[Extracted records]

^^^^

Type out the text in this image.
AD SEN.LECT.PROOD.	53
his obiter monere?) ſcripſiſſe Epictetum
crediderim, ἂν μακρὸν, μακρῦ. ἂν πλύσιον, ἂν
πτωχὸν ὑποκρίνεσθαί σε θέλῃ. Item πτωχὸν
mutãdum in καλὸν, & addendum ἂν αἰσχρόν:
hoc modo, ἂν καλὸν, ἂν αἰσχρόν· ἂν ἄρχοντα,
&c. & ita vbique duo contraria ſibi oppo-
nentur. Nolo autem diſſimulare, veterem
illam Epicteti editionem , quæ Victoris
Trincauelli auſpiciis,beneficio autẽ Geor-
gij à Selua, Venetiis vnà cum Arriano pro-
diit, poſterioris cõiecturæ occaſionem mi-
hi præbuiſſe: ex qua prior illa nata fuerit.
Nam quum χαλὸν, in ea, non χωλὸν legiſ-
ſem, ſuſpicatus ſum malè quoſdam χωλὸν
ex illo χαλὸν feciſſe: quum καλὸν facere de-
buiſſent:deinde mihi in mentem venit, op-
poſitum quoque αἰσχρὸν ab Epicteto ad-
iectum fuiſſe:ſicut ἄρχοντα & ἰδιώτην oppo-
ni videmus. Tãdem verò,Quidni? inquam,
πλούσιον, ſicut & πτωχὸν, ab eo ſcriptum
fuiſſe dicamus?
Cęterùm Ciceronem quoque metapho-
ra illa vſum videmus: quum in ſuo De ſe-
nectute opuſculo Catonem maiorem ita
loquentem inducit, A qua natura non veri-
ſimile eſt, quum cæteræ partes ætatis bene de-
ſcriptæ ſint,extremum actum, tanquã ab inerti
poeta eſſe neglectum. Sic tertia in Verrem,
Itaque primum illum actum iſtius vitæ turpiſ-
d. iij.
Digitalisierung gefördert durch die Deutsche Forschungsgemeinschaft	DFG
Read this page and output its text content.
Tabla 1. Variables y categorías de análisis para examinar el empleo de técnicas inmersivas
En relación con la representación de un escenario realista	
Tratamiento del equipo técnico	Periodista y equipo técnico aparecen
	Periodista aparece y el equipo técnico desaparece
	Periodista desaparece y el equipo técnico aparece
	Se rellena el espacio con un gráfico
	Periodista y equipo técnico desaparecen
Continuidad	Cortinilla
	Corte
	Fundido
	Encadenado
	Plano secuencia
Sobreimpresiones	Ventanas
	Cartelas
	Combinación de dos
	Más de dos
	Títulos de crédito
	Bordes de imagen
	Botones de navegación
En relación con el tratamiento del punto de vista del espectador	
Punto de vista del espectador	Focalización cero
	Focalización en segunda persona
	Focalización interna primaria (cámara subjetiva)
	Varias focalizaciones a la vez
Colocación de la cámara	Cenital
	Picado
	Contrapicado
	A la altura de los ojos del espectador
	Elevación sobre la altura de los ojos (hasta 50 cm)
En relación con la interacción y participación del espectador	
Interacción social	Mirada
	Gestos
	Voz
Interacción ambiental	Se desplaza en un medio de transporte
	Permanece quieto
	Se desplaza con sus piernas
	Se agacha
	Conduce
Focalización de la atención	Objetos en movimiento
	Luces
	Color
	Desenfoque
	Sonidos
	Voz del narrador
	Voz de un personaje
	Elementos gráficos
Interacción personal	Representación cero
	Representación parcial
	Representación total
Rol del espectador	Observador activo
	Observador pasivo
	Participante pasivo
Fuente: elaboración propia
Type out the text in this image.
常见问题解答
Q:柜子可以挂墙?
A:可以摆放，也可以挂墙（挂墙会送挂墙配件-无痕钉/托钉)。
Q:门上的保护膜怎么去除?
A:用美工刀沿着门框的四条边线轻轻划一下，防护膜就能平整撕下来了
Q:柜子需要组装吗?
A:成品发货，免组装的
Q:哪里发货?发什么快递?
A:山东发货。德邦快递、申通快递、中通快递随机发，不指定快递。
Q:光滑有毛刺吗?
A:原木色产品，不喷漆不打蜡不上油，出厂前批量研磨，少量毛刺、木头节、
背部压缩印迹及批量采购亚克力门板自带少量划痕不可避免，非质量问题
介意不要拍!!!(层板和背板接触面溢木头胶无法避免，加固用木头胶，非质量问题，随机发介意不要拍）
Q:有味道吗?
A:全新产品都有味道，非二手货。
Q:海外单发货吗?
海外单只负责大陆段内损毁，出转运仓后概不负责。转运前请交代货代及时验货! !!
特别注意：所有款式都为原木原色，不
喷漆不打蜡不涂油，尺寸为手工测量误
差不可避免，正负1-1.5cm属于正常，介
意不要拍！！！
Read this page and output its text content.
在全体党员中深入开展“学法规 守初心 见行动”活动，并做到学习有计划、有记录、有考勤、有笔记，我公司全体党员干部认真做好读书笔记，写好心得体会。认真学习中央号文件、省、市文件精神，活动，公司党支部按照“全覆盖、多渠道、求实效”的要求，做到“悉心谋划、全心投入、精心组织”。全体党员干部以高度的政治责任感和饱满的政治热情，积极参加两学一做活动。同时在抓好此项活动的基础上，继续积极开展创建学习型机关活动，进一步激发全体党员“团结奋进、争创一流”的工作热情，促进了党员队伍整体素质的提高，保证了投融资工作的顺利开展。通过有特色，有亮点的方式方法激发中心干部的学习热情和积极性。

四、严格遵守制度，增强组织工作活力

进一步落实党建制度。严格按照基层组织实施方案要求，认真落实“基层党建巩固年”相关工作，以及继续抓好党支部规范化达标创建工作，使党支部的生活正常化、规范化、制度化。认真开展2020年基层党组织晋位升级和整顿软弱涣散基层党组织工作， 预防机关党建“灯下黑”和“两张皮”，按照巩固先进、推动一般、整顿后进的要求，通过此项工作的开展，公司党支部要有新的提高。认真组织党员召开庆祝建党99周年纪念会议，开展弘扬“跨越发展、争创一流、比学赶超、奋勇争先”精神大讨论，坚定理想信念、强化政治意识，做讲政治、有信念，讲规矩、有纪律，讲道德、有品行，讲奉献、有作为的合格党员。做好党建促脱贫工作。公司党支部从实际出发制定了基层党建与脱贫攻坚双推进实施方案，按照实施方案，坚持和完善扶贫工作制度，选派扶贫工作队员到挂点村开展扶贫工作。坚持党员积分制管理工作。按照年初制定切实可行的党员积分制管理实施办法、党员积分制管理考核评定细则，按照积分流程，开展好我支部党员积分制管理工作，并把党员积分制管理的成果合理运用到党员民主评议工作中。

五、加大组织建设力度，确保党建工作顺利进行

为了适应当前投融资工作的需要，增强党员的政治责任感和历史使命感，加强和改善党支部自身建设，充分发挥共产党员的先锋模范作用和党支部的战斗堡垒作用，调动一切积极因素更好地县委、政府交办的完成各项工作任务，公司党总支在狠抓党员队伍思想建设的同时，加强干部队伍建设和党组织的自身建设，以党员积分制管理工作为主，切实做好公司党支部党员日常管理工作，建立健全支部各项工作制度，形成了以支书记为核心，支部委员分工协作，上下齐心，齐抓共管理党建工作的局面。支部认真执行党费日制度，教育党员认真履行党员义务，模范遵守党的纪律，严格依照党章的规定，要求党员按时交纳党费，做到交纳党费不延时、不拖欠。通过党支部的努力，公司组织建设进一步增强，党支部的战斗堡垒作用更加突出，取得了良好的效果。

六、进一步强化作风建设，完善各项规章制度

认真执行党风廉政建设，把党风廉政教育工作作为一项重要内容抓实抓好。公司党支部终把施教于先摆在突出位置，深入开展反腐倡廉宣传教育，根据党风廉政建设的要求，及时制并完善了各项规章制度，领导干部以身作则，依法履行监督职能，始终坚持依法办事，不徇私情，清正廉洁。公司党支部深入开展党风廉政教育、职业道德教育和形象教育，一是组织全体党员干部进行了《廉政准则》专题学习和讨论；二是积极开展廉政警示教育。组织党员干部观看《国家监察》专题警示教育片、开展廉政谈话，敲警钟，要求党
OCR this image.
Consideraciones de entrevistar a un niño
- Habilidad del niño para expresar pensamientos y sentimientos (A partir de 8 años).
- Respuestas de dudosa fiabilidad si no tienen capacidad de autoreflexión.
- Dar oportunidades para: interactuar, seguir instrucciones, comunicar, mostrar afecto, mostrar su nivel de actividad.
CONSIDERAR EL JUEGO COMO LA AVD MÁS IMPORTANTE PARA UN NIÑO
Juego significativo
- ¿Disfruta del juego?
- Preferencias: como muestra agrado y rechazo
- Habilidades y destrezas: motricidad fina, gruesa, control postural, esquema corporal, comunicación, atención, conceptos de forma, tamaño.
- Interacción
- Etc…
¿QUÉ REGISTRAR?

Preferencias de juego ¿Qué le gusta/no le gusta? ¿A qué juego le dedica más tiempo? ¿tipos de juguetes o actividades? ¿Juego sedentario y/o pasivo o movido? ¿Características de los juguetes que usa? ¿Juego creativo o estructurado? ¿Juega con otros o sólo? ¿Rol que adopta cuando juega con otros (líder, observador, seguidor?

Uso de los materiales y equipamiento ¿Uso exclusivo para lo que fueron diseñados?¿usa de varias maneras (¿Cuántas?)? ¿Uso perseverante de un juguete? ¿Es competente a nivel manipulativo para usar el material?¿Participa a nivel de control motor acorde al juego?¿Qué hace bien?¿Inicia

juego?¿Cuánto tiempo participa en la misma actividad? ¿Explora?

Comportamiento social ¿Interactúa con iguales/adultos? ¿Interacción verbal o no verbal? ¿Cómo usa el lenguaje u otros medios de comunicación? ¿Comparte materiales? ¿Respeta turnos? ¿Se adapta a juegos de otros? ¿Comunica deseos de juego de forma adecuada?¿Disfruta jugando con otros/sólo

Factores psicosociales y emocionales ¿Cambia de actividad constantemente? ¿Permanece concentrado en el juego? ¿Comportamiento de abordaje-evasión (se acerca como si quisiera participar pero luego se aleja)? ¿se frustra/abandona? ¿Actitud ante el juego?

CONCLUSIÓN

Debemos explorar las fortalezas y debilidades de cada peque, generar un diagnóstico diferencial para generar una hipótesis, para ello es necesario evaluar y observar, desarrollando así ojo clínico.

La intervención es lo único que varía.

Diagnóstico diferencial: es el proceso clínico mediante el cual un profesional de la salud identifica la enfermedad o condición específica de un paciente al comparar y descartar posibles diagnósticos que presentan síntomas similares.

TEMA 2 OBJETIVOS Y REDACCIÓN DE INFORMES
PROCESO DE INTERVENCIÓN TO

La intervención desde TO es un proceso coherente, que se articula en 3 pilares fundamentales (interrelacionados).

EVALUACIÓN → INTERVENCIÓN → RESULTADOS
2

^^^^

Find the word "altura" in the data and copy out each line where it turns up.

	A la altura de los ojos del espectador
	Elevación sobre la altura de los ojos (hasta 50 cm)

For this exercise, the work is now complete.